# [Work instructions]
In your copy, include every line of the listing below exactly but none of the pictures.

# [Task inputs]
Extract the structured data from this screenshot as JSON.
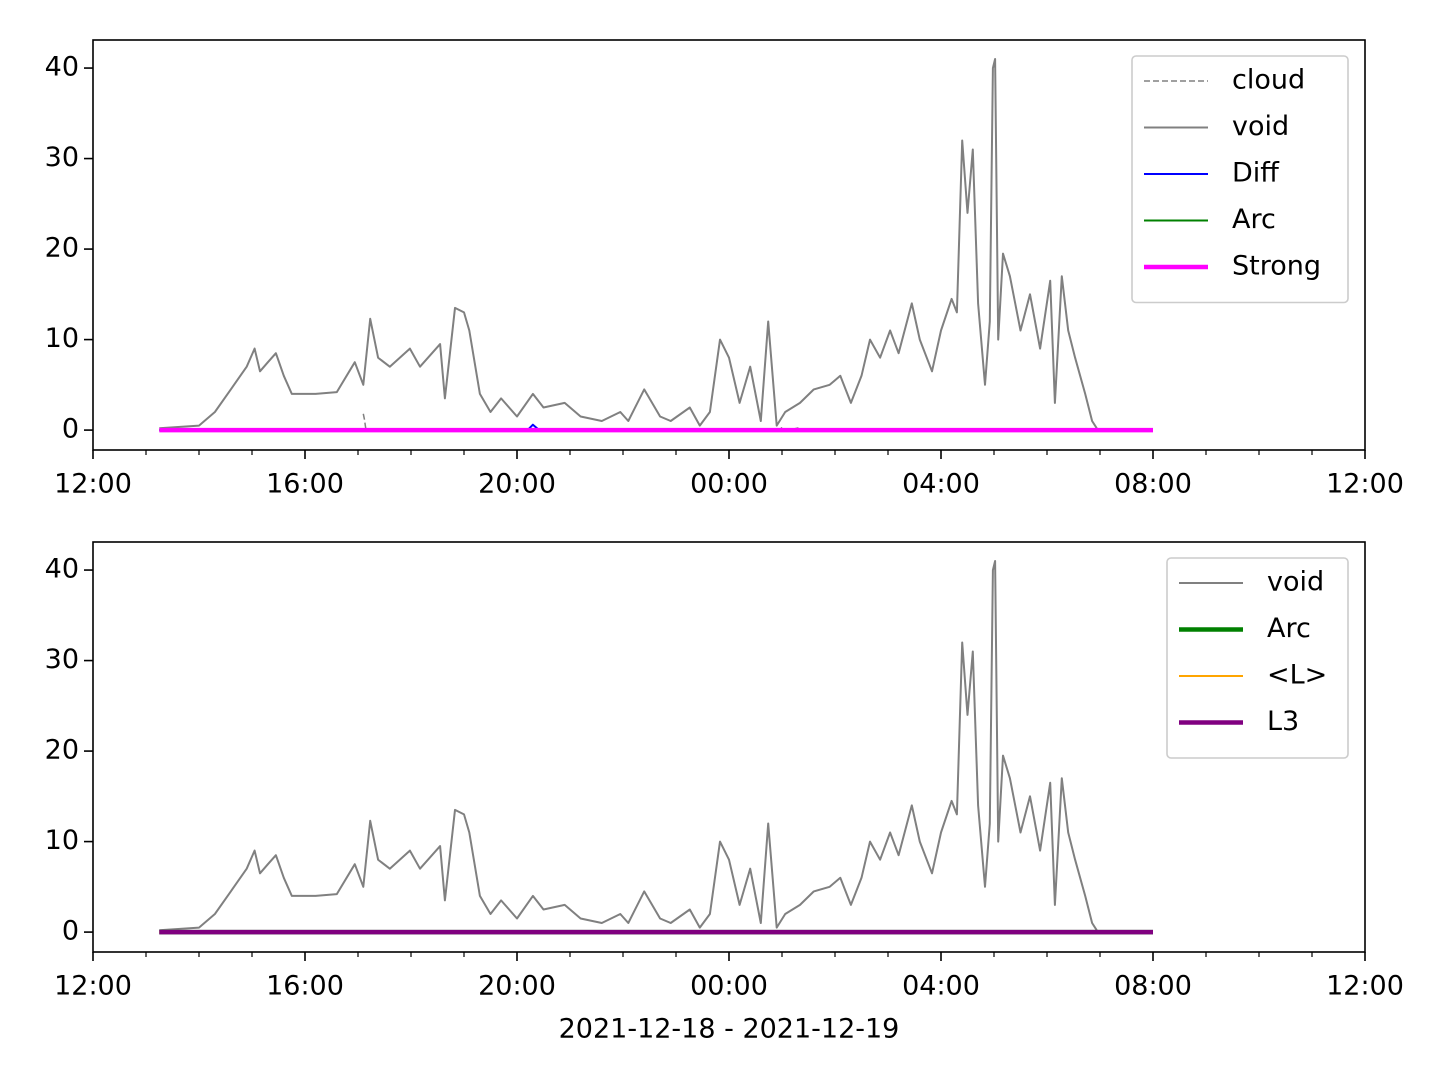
{
  "chart_data": [
    {
      "type": "line",
      "xlim": [
        0,
        24
      ],
      "ylim": [
        -2.2,
        43.1
      ],
      "xticks": [
        {
          "value": 0,
          "label": "12:00"
        },
        {
          "value": 4,
          "label": "16:00"
        },
        {
          "value": 8,
          "label": "20:00"
        },
        {
          "value": 12,
          "label": "00:00"
        },
        {
          "value": 16,
          "label": "04:00"
        },
        {
          "value": 20,
          "label": "08:00"
        },
        {
          "value": 24,
          "label": "12:00"
        }
      ],
      "yticks": [
        0,
        10,
        20,
        30,
        40
      ],
      "legend": "upper right",
      "series": [
        {
          "name": "cloud",
          "color": "#808080",
          "linestyle": "dashed",
          "linewidth": 1.5,
          "x": [
            5.1,
            5.12,
            5.15,
            null,
            12.95,
            13.0,
            null,
            13.2,
            13.35
          ],
          "values": [
            1.8,
            1.2,
            0,
            null,
            0,
            0.3,
            null,
            0.1,
            0.3
          ]
        },
        {
          "name": "void",
          "color": "#808080",
          "linewidth": 2,
          "x": [
            1.25,
            2.0,
            2.3,
            2.6,
            2.9,
            3.05,
            3.15,
            3.3,
            3.45,
            3.6,
            3.75,
            4.2,
            4.6,
            4.94,
            5.1,
            5.23,
            5.38,
            5.6,
            5.98,
            6.17,
            6.55,
            6.64,
            6.83,
            7.0,
            7.1,
            7.3,
            7.5,
            7.7,
            8.0,
            8.3,
            8.5,
            8.9,
            9.2,
            9.6,
            9.95,
            10.1,
            10.4,
            10.7,
            10.9,
            11.26,
            11.45,
            11.64,
            11.83,
            12.0,
            12.2,
            12.4,
            12.6,
            12.74,
            12.9,
            13.06,
            13.34,
            13.6,
            13.9,
            14.1,
            14.3,
            14.5,
            14.66,
            14.85,
            15.04,
            15.2,
            15.45,
            15.6,
            15.83,
            16.0,
            16.2,
            16.3,
            16.4,
            16.5,
            16.6,
            16.7,
            16.83,
            16.92,
            16.98,
            17.02,
            17.08,
            17.17,
            17.3,
            17.5,
            17.68,
            17.87,
            18.06,
            18.15,
            18.28,
            18.4,
            18.53,
            18.72,
            18.85,
            18.94
          ],
          "values": [
            0.2,
            0.5,
            2,
            4.5,
            7,
            9,
            6.5,
            7.5,
            8.5,
            6,
            4,
            4,
            4.2,
            7.5,
            5,
            12.3,
            8,
            7,
            9,
            7,
            9.5,
            3.5,
            13.5,
            13,
            11,
            4,
            2,
            3.5,
            1.5,
            4,
            2.5,
            3,
            1.5,
            1,
            2,
            1,
            4.5,
            1.5,
            1,
            2.5,
            0.5,
            2,
            10,
            8,
            3,
            7,
            1,
            12,
            0.5,
            2,
            3,
            4.5,
            5,
            6,
            3,
            6,
            10,
            8,
            11,
            8.5,
            14,
            10,
            6.5,
            11,
            14.5,
            13,
            32,
            24,
            31,
            14,
            5,
            12,
            40,
            41,
            10,
            19.5,
            17,
            11,
            15,
            9,
            16.5,
            3,
            17,
            11,
            8,
            4,
            1,
            0.2
          ]
        },
        {
          "name": "Diff",
          "color": "#0000ff",
          "linewidth": 2,
          "x": [
            1.25,
            8.2,
            8.3,
            8.4,
            8.5,
            20
          ],
          "values": [
            0,
            0,
            0.6,
            0.1,
            0,
            0
          ]
        },
        {
          "name": "Arc",
          "color": "#008000",
          "linewidth": 2,
          "x": [
            1.25,
            20
          ],
          "values": [
            0,
            0
          ]
        },
        {
          "name": "Strong",
          "color": "#ff00ff",
          "linewidth": 4.5,
          "x": [
            1.25,
            20
          ],
          "values": [
            0,
            0
          ]
        }
      ]
    },
    {
      "type": "line",
      "xlim": [
        0,
        24
      ],
      "ylim": [
        -2.2,
        43.1
      ],
      "xlabel": "2021-12-18 - 2021-12-19",
      "xticks": [
        {
          "value": 0,
          "label": "12:00"
        },
        {
          "value": 4,
          "label": "16:00"
        },
        {
          "value": 8,
          "label": "20:00"
        },
        {
          "value": 12,
          "label": "00:00"
        },
        {
          "value": 16,
          "label": "04:00"
        },
        {
          "value": 20,
          "label": "08:00"
        },
        {
          "value": 24,
          "label": "12:00"
        }
      ],
      "yticks": [
        0,
        10,
        20,
        30,
        40
      ],
      "legend": "upper right",
      "series": [
        {
          "name": "void",
          "color": "#808080",
          "linewidth": 2,
          "x": [
            1.25,
            2.0,
            2.3,
            2.6,
            2.9,
            3.05,
            3.15,
            3.3,
            3.45,
            3.6,
            3.75,
            4.2,
            4.6,
            4.94,
            5.1,
            5.23,
            5.38,
            5.6,
            5.98,
            6.17,
            6.55,
            6.64,
            6.83,
            7.0,
            7.1,
            7.3,
            7.5,
            7.7,
            8.0,
            8.3,
            8.5,
            8.9,
            9.2,
            9.6,
            9.95,
            10.1,
            10.4,
            10.7,
            10.9,
            11.26,
            11.45,
            11.64,
            11.83,
            12.0,
            12.2,
            12.4,
            12.6,
            12.74,
            12.9,
            13.06,
            13.34,
            13.6,
            13.9,
            14.1,
            14.3,
            14.5,
            14.66,
            14.85,
            15.04,
            15.2,
            15.45,
            15.6,
            15.83,
            16.0,
            16.2,
            16.3,
            16.4,
            16.5,
            16.6,
            16.7,
            16.83,
            16.92,
            16.98,
            17.02,
            17.08,
            17.17,
            17.3,
            17.5,
            17.68,
            17.87,
            18.06,
            18.15,
            18.28,
            18.4,
            18.53,
            18.72,
            18.85,
            18.94
          ],
          "values": [
            0.2,
            0.5,
            2,
            4.5,
            7,
            9,
            6.5,
            7.5,
            8.5,
            6,
            4,
            4,
            4.2,
            7.5,
            5,
            12.3,
            8,
            7,
            9,
            7,
            9.5,
            3.5,
            13.5,
            13,
            11,
            4,
            2,
            3.5,
            1.5,
            4,
            2.5,
            3,
            1.5,
            1,
            2,
            1,
            4.5,
            1.5,
            1,
            2.5,
            0.5,
            2,
            10,
            8,
            3,
            7,
            1,
            12,
            0.5,
            2,
            3,
            4.5,
            5,
            6,
            3,
            6,
            10,
            8,
            11,
            8.5,
            14,
            10,
            6.5,
            11,
            14.5,
            13,
            32,
            24,
            31,
            14,
            5,
            12,
            40,
            41,
            10,
            19.5,
            17,
            11,
            15,
            9,
            16.5,
            3,
            17,
            11,
            8,
            4,
            1,
            0.2
          ]
        },
        {
          "name": "Arc",
          "color": "#008000",
          "linewidth": 4.5,
          "x": [
            1.25,
            20
          ],
          "values": [
            0,
            0
          ]
        },
        {
          "name": "<L>",
          "color": "#ffa500",
          "linewidth": 2,
          "x": [
            1.25,
            20
          ],
          "values": [
            0,
            0
          ]
        },
        {
          "name": "L3",
          "color": "#800080",
          "linewidth": 4.5,
          "x": [
            1.25,
            20
          ],
          "values": [
            0,
            0
          ]
        }
      ]
    }
  ]
}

# [The completed task]
Extract the structured data from this screenshot as JSON.
{
  "chart_data": [
    {
      "type": "line",
      "xlim": [
        0,
        24
      ],
      "ylim": [
        -2.2,
        43.1
      ],
      "xticks": [
        {
          "value": 0,
          "label": "12:00"
        },
        {
          "value": 4,
          "label": "16:00"
        },
        {
          "value": 8,
          "label": "20:00"
        },
        {
          "value": 12,
          "label": "00:00"
        },
        {
          "value": 16,
          "label": "04:00"
        },
        {
          "value": 20,
          "label": "08:00"
        },
        {
          "value": 24,
          "label": "12:00"
        }
      ],
      "yticks": [
        0,
        10,
        20,
        30,
        40
      ],
      "legend": "upper right",
      "series": [
        {
          "name": "cloud",
          "color": "#808080",
          "linestyle": "dashed",
          "linewidth": 1.5,
          "x": [
            5.1,
            5.12,
            5.15,
            null,
            12.95,
            13.0,
            null,
            13.2,
            13.35
          ],
          "values": [
            1.8,
            1.2,
            0,
            null,
            0,
            0.3,
            null,
            0.1,
            0.3
          ]
        },
        {
          "name": "void",
          "color": "#808080",
          "linewidth": 2,
          "x": [
            1.25,
            2.0,
            2.3,
            2.6,
            2.9,
            3.05,
            3.15,
            3.3,
            3.45,
            3.6,
            3.75,
            4.2,
            4.6,
            4.94,
            5.1,
            5.23,
            5.38,
            5.6,
            5.98,
            6.17,
            6.55,
            6.64,
            6.83,
            7.0,
            7.1,
            7.3,
            7.5,
            7.7,
            8.0,
            8.3,
            8.5,
            8.9,
            9.2,
            9.6,
            9.95,
            10.1,
            10.4,
            10.7,
            10.9,
            11.26,
            11.45,
            11.64,
            11.83,
            12.0,
            12.2,
            12.4,
            12.6,
            12.74,
            12.9,
            13.06,
            13.34,
            13.6,
            13.9,
            14.1,
            14.3,
            14.5,
            14.66,
            14.85,
            15.04,
            15.2,
            15.45,
            15.6,
            15.83,
            16.0,
            16.2,
            16.3,
            16.4,
            16.5,
            16.6,
            16.7,
            16.83,
            16.92,
            16.98,
            17.02,
            17.08,
            17.17,
            17.3,
            17.5,
            17.68,
            17.87,
            18.06,
            18.15,
            18.28,
            18.4,
            18.53,
            18.72,
            18.85,
            18.94
          ],
          "values": [
            0.2,
            0.5,
            2,
            4.5,
            7,
            9,
            6.5,
            7.5,
            8.5,
            6,
            4,
            4,
            4.2,
            7.5,
            5,
            12.3,
            8,
            7,
            9,
            7,
            9.5,
            3.5,
            13.5,
            13,
            11,
            4,
            2,
            3.5,
            1.5,
            4,
            2.5,
            3,
            1.5,
            1,
            2,
            1,
            4.5,
            1.5,
            1,
            2.5,
            0.5,
            2,
            10,
            8,
            3,
            7,
            1,
            12,
            0.5,
            2,
            3,
            4.5,
            5,
            6,
            3,
            6,
            10,
            8,
            11,
            8.5,
            14,
            10,
            6.5,
            11,
            14.5,
            13,
            32,
            24,
            31,
            14,
            5,
            12,
            40,
            41,
            10,
            19.5,
            17,
            11,
            15,
            9,
            16.5,
            3,
            17,
            11,
            8,
            4,
            1,
            0.2
          ]
        },
        {
          "name": "Diff",
          "color": "#0000ff",
          "linewidth": 2,
          "x": [
            1.25,
            8.2,
            8.3,
            8.4,
            8.5,
            20
          ],
          "values": [
            0,
            0,
            0.6,
            0.1,
            0,
            0
          ]
        },
        {
          "name": "Arc",
          "color": "#008000",
          "linewidth": 2,
          "x": [
            1.25,
            20
          ],
          "values": [
            0,
            0
          ]
        },
        {
          "name": "Strong",
          "color": "#ff00ff",
          "linewidth": 4.5,
          "x": [
            1.25,
            20
          ],
          "values": [
            0,
            0
          ]
        }
      ]
    },
    {
      "type": "line",
      "xlim": [
        0,
        24
      ],
      "ylim": [
        -2.2,
        43.1
      ],
      "xlabel": "2021-12-18 - 2021-12-19",
      "xticks": [
        {
          "value": 0,
          "label": "12:00"
        },
        {
          "value": 4,
          "label": "16:00"
        },
        {
          "value": 8,
          "label": "20:00"
        },
        {
          "value": 12,
          "label": "00:00"
        },
        {
          "value": 16,
          "label": "04:00"
        },
        {
          "value": 20,
          "label": "08:00"
        },
        {
          "value": 24,
          "label": "12:00"
        }
      ],
      "yticks": [
        0,
        10,
        20,
        30,
        40
      ],
      "legend": "upper right",
      "series": [
        {
          "name": "void",
          "color": "#808080",
          "linewidth": 2,
          "x": [
            1.25,
            2.0,
            2.3,
            2.6,
            2.9,
            3.05,
            3.15,
            3.3,
            3.45,
            3.6,
            3.75,
            4.2,
            4.6,
            4.94,
            5.1,
            5.23,
            5.38,
            5.6,
            5.98,
            6.17,
            6.55,
            6.64,
            6.83,
            7.0,
            7.1,
            7.3,
            7.5,
            7.7,
            8.0,
            8.3,
            8.5,
            8.9,
            9.2,
            9.6,
            9.95,
            10.1,
            10.4,
            10.7,
            10.9,
            11.26,
            11.45,
            11.64,
            11.83,
            12.0,
            12.2,
            12.4,
            12.6,
            12.74,
            12.9,
            13.06,
            13.34,
            13.6,
            13.9,
            14.1,
            14.3,
            14.5,
            14.66,
            14.85,
            15.04,
            15.2,
            15.45,
            15.6,
            15.83,
            16.0,
            16.2,
            16.3,
            16.4,
            16.5,
            16.6,
            16.7,
            16.83,
            16.92,
            16.98,
            17.02,
            17.08,
            17.17,
            17.3,
            17.5,
            17.68,
            17.87,
            18.06,
            18.15,
            18.28,
            18.4,
            18.53,
            18.72,
            18.85,
            18.94
          ],
          "values": [
            0.2,
            0.5,
            2,
            4.5,
            7,
            9,
            6.5,
            7.5,
            8.5,
            6,
            4,
            4,
            4.2,
            7.5,
            5,
            12.3,
            8,
            7,
            9,
            7,
            9.5,
            3.5,
            13.5,
            13,
            11,
            4,
            2,
            3.5,
            1.5,
            4,
            2.5,
            3,
            1.5,
            1,
            2,
            1,
            4.5,
            1.5,
            1,
            2.5,
            0.5,
            2,
            10,
            8,
            3,
            7,
            1,
            12,
            0.5,
            2,
            3,
            4.5,
            5,
            6,
            3,
            6,
            10,
            8,
            11,
            8.5,
            14,
            10,
            6.5,
            11,
            14.5,
            13,
            32,
            24,
            31,
            14,
            5,
            12,
            40,
            41,
            10,
            19.5,
            17,
            11,
            15,
            9,
            16.5,
            3,
            17,
            11,
            8,
            4,
            1,
            0.2
          ]
        },
        {
          "name": "Arc",
          "color": "#008000",
          "linewidth": 4.5,
          "x": [
            1.25,
            20
          ],
          "values": [
            0,
            0
          ]
        },
        {
          "name": "<L>",
          "color": "#ffa500",
          "linewidth": 2,
          "x": [
            1.25,
            20
          ],
          "values": [
            0,
            0
          ]
        },
        {
          "name": "L3",
          "color": "#800080",
          "linewidth": 4.5,
          "x": [
            1.25,
            20
          ],
          "values": [
            0,
            0
          ]
        }
      ]
    }
  ]
}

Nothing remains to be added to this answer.